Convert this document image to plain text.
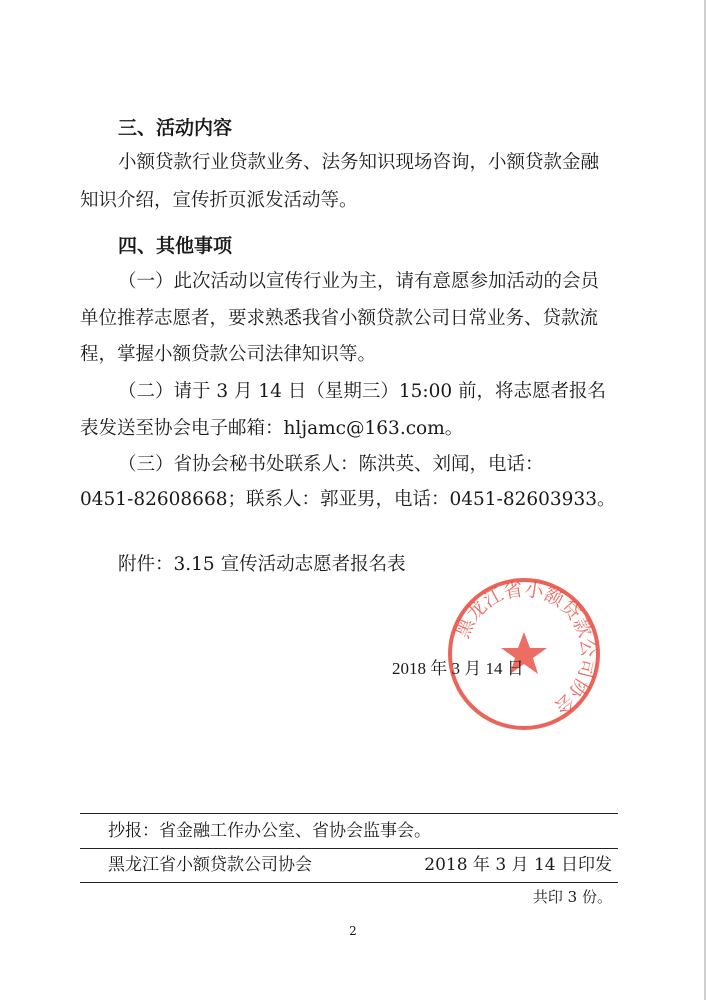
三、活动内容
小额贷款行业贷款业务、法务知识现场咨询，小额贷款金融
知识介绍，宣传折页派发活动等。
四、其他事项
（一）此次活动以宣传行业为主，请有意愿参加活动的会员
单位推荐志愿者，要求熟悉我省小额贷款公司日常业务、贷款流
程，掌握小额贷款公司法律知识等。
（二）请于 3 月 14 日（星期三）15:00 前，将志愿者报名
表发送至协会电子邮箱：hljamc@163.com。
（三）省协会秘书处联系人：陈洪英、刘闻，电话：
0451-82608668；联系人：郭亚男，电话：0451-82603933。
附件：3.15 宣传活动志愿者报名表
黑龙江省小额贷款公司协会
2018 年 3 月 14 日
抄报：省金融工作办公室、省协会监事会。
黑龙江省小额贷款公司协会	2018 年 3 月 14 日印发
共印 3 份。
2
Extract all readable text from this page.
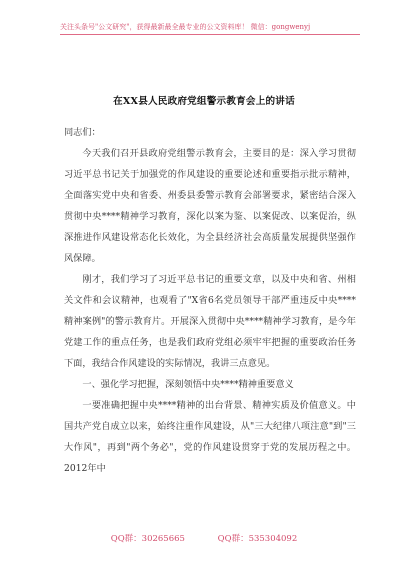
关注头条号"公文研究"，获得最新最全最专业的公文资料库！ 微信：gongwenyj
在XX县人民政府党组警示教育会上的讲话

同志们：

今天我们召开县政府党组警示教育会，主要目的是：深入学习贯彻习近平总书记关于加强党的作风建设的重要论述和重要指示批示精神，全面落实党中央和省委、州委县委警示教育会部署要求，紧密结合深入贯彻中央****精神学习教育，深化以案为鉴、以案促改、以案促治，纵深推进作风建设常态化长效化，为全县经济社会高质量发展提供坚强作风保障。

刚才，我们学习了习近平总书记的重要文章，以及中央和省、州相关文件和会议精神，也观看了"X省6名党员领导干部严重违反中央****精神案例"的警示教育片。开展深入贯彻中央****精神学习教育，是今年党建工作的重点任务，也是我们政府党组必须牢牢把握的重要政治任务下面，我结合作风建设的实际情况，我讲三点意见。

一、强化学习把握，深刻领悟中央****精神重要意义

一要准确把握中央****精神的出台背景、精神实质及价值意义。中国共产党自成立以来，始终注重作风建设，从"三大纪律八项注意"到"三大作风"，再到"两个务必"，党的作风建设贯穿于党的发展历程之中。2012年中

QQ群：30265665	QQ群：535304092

##############################

■ **Brief**:
Copy out every line in the listing where the word "text" appears.

■ **Response to the task**:
Convert this document image to plain text.
Extract all readable text from this page.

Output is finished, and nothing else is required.